[Rows from a dataset]
● ● ● ● ●

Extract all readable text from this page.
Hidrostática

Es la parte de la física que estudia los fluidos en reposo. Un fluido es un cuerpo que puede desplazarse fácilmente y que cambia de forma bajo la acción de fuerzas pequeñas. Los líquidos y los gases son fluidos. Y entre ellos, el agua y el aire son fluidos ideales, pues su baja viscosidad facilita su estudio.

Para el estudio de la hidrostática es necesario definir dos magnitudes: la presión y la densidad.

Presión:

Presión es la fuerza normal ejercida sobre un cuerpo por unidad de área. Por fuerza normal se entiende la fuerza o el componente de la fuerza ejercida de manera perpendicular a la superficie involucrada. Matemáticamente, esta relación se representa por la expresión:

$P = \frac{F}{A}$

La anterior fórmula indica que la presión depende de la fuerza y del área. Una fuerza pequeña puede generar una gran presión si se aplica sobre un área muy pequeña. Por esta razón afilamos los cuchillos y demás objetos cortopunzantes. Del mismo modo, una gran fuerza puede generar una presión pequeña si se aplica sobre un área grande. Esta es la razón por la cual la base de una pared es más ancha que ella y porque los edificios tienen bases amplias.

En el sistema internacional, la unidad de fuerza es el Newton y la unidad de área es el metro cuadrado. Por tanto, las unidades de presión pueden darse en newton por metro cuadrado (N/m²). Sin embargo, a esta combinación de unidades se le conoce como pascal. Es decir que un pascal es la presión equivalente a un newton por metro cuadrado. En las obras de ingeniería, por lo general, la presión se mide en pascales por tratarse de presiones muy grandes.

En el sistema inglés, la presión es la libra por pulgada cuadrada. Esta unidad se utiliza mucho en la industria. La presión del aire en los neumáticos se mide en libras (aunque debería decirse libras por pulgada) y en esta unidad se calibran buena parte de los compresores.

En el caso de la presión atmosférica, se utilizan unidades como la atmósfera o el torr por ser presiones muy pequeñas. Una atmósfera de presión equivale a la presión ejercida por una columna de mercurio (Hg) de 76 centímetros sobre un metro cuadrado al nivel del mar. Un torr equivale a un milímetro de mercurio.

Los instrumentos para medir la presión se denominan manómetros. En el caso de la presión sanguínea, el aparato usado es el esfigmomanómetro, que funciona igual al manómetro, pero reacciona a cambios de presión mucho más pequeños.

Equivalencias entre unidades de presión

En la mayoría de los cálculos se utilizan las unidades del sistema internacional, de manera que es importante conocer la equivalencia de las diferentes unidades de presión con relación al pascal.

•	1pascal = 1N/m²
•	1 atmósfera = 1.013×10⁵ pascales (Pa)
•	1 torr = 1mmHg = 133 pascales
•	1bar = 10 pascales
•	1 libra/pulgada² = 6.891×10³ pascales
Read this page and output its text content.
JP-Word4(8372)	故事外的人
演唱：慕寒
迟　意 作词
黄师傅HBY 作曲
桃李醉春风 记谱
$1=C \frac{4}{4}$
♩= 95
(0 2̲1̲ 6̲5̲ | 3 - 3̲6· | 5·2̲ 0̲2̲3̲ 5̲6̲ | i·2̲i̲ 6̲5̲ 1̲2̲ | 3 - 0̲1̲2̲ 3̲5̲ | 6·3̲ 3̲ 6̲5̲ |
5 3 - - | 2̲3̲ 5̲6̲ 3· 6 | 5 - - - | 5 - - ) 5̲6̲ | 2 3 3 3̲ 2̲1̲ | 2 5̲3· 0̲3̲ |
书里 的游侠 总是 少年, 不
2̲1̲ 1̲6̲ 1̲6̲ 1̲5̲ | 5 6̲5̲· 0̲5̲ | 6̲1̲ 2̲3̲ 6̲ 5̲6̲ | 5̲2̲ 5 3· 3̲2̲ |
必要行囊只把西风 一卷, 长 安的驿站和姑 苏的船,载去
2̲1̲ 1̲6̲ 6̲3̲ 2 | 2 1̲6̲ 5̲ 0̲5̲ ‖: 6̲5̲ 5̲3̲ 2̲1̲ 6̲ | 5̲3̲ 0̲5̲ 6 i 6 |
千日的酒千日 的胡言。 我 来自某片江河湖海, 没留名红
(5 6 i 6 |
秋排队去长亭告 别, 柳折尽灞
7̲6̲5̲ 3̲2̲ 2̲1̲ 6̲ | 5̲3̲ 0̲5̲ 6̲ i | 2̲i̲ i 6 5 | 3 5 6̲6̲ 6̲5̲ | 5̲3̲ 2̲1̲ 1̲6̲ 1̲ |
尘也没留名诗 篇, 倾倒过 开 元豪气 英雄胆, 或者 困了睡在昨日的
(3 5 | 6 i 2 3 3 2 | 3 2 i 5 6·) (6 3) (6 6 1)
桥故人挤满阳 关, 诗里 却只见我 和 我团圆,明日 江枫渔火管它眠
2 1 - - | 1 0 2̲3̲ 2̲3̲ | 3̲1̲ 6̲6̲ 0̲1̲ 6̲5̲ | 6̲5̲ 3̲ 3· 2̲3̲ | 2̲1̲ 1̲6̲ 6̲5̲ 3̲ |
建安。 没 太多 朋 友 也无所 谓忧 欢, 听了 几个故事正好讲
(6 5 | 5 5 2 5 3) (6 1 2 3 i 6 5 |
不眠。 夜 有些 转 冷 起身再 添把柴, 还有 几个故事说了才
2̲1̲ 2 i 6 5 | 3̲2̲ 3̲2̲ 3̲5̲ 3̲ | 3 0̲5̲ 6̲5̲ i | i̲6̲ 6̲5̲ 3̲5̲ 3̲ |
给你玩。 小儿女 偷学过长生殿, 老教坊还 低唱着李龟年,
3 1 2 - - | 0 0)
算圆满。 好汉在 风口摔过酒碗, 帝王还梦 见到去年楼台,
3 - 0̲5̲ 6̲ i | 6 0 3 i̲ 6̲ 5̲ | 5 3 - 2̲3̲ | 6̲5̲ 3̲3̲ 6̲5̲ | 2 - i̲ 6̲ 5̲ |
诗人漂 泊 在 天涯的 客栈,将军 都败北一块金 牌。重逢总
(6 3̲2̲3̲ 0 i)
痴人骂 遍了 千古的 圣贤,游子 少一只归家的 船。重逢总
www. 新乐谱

● ● ● ● ●

» **Short problem**: Produce an exact copy of the whole listing.

» **Result**:
Extract all readable text from this page.
Hidrostática

Es la parte de la física que estudia los fluidos en reposo. Un fluido es un cuerpo que puede desplazarse fácilmente y que cambia de forma bajo la acción de fuerzas pequeñas. Los líquidos y los gases son fluidos. Y entre ellos, el agua y el aire son fluidos ideales, pues su baja viscosidad facilita su estudio.

Para el estudio de la hidrostática es necesario definir dos magnitudes: la presión y la densidad.

Presión:

Presión es la fuerza normal ejercida sobre un cuerpo por unidad de área. Por fuerza normal se entiende la fuerza o el componente de la fuerza ejercida de manera perpendicular a la superficie involucrada. Matemáticamente, esta relación se representa por la expresión:

$P = \frac{F}{A}$

La anterior fórmula indica que la presión depende de la fuerza y del área. Una fuerza pequeña puede generar una gran presión si se aplica sobre un área muy pequeña. Por esta razón afilamos los cuchillos y demás objetos cortopunzantes. Del mismo modo, una gran fuerza puede generar una presión pequeña si se aplica sobre un área grande. Esta es la razón por la cual la base de una pared es más ancha que ella y porque los edificios tienen bases amplias.

En el sistema internacional, la unidad de fuerza es el Newton y la unidad de área es el metro cuadrado. Por tanto, las unidades de presión pueden darse en newton por metro cuadrado (N/m²). Sin embargo, a esta combinación de unidades se le conoce como pascal. Es decir que un pascal es la presión equivalente a un newton por metro cuadrado. En las obras de ingeniería, por lo general, la presión se mide en pascales por tratarse de presiones muy grandes.

En el sistema inglés, la presión es la libra por pulgada cuadrada. Esta unidad se utiliza mucho en la industria. La presión del aire en los neumáticos se mide en libras (aunque debería decirse libras por pulgada) y en esta unidad se calibran buena parte de los compresores.

En el caso de la presión atmosférica, se utilizan unidades como la atmósfera o el torr por ser presiones muy pequeñas. Una atmósfera de presión equivale a la presión ejercida por una columna de mercurio (Hg) de 76 centímetros sobre un metro cuadrado al nivel del mar. Un torr equivale a un milímetro de mercurio.

Los instrumentos para medir la presión se denominan manómetros. En el caso de la presión sanguínea, el aparato usado es el esfigmomanómetro, que funciona igual al manómetro, pero reacciona a cambios de presión mucho más pequeños.

Equivalencias entre unidades de presión

En la mayoría de los cálculos se utilizan las unidades del sistema internacional, de manera que es importante conocer la equivalencia de las diferentes unidades de presión con relación al pascal.

•	1pascal = 1N/m²
•	1 atmósfera = 1.013×10⁵ pascales (Pa)
•	1 torr = 1mmHg = 133 pascales
•	1bar = 10 pascales
•	1 libra/pulgada² = 6.891×10³ pascales
Read this page and output its text content.
JP-Word4(8372)	故事外的人
演唱：慕寒
迟　意 作词
黄师傅HBY 作曲
桃李醉春风 记谱
$1=C \frac{4}{4}$
♩= 95
(0 2̲1̲ 6̲5̲ | 3 - 3̲6· | 5·2̲ 0̲2̲3̲ 5̲6̲ | i·2̲i̲ 6̲5̲ 1̲2̲ | 3 - 0̲1̲2̲ 3̲5̲ | 6·3̲ 3̲ 6̲5̲ |
5 3 - - | 2̲3̲ 5̲6̲ 3· 6 | 5 - - - | 5 - - ) 5̲6̲ | 2 3 3 3̲ 2̲1̲ | 2 5̲3· 0̲3̲ |
书里 的游侠 总是 少年, 不
2̲1̲ 1̲6̲ 1̲6̲ 1̲5̲ | 5 6̲5̲· 0̲5̲ | 6̲1̲ 2̲3̲ 6̲ 5̲6̲ | 5̲2̲ 5 3· 3̲2̲ |
必要行囊只把西风 一卷, 长 安的驿站和姑 苏的船,载去
2̲1̲ 1̲6̲ 6̲3̲ 2 | 2 1̲6̲ 5̲ 0̲5̲ ‖: 6̲5̲ 5̲3̲ 2̲1̲ 6̲ | 5̲3̲ 0̲5̲ 6 i 6 |
千日的酒千日 的胡言。 我 来自某片江河湖海, 没留名红
(5 6 i 6 |
秋排队去长亭告 别, 柳折尽灞
7̲6̲5̲ 3̲2̲ 2̲1̲ 6̲ | 5̲3̲ 0̲5̲ 6̲ i | 2̲i̲ i 6 5 | 3 5 6̲6̲ 6̲5̲ | 5̲3̲ 2̲1̲ 1̲6̲ 1̲ |
尘也没留名诗 篇, 倾倒过 开 元豪气 英雄胆, 或者 困了睡在昨日的
(3 5 | 6 i 2 3 3 2 | 3 2 i 5 6·) (6 3) (6 6 1)
桥故人挤满阳 关, 诗里 却只见我 和 我团圆,明日 江枫渔火管它眠
2 1 - - | 1 0 2̲3̲ 2̲3̲ | 3̲1̲ 6̲6̲ 0̲1̲ 6̲5̲ | 6̲5̲ 3̲ 3· 2̲3̲ | 2̲1̲ 1̲6̲ 6̲5̲ 3̲ |
建安。 没 太多 朋 友 也无所 谓忧 欢, 听了 几个故事正好讲
(6 5 | 5 5 2 5 3) (6 1 2 3 i 6 5 |
不眠。 夜 有些 转 冷 起身再 添把柴, 还有 几个故事说了才
2̲1̲ 2 i 6 5 | 3̲2̲ 3̲2̲ 3̲5̲ 3̲ | 3 0̲5̲ 6̲5̲ i | i̲6̲ 6̲5̲ 3̲5̲ 3̲ |
给你玩。 小儿女 偷学过长生殿, 老教坊还 低唱着李龟年,
3 1 2 - - | 0 0)
算圆满。 好汉在 风口摔过酒碗, 帝王还梦 见到去年楼台,
3 - 0̲5̲ 6̲ i | 6 0 3 i̲ 6̲ 5̲ | 5 3 - 2̲3̲ | 6̲5̲ 3̲3̲ 6̲5̲ | 2 - i̲ 6̲ 5̲ |
诗人漂 泊 在 天涯的 客栈,将军 都败北一块金 牌。重逢总
(6 3̲2̲3̲ 0 i)
痴人骂 遍了 千古的 圣贤,游子 少一只归家的 船。重逢总
www. 新乐谱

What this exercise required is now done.